** Start **

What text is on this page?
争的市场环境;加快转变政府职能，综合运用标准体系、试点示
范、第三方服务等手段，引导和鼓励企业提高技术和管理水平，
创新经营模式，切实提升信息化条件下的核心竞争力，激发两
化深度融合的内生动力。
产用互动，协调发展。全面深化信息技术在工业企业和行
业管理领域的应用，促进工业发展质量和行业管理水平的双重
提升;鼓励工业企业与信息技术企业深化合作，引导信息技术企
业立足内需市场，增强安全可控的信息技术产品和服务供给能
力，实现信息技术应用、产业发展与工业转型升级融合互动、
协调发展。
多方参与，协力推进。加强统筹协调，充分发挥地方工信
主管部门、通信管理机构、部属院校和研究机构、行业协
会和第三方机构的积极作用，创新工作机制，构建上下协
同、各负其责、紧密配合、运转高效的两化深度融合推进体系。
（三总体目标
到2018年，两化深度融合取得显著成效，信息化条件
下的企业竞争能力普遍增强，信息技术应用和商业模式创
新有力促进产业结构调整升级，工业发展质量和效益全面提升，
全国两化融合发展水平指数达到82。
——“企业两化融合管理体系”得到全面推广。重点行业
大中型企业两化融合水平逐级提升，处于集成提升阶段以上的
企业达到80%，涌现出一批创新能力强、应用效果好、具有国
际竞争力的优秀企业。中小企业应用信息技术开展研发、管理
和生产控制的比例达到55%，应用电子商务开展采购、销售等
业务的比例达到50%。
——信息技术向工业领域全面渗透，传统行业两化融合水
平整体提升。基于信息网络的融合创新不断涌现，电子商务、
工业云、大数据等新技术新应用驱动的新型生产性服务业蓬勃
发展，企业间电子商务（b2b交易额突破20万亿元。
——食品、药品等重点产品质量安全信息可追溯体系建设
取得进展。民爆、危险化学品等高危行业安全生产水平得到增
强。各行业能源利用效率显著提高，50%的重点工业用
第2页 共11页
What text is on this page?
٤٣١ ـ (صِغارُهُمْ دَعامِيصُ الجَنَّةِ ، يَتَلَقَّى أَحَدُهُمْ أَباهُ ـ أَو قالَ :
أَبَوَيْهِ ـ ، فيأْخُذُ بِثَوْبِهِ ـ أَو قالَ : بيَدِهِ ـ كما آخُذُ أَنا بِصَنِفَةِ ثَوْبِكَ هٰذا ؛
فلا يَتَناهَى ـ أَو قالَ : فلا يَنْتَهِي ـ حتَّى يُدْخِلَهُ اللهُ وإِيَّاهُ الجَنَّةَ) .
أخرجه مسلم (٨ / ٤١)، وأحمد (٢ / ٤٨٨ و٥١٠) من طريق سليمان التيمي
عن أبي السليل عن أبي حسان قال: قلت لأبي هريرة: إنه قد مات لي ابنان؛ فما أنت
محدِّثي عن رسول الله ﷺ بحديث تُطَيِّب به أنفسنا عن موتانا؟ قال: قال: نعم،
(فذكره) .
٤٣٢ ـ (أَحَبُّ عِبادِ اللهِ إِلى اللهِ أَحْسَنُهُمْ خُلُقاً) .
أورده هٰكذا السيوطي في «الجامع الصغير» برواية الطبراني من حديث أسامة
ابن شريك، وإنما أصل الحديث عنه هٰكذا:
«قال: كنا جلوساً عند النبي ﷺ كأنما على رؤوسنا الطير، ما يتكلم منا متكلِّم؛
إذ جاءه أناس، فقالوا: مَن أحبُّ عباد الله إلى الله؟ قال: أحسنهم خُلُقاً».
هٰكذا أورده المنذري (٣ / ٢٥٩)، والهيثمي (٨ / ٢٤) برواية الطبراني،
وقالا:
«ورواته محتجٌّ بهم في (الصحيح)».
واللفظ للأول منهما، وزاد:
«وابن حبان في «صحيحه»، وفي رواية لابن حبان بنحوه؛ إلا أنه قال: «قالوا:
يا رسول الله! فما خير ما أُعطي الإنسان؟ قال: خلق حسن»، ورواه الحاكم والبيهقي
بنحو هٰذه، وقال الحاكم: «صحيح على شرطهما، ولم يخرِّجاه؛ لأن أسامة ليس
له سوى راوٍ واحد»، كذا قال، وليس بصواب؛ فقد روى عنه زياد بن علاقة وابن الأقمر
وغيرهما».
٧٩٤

** End **

■ **TASK TO COMPLETE**
Pick out each line in the material containing "أسامة".

■ **FINAL RESULT**
أورده هٰكذا السيوطي في «الجامع الصغير» برواية الطبراني من حديث أسامة
بنحو هٰذه، وقال الحاكم: «صحيح على شرطهما، ولم يخرِّجاه؛ لأن أسامة ليس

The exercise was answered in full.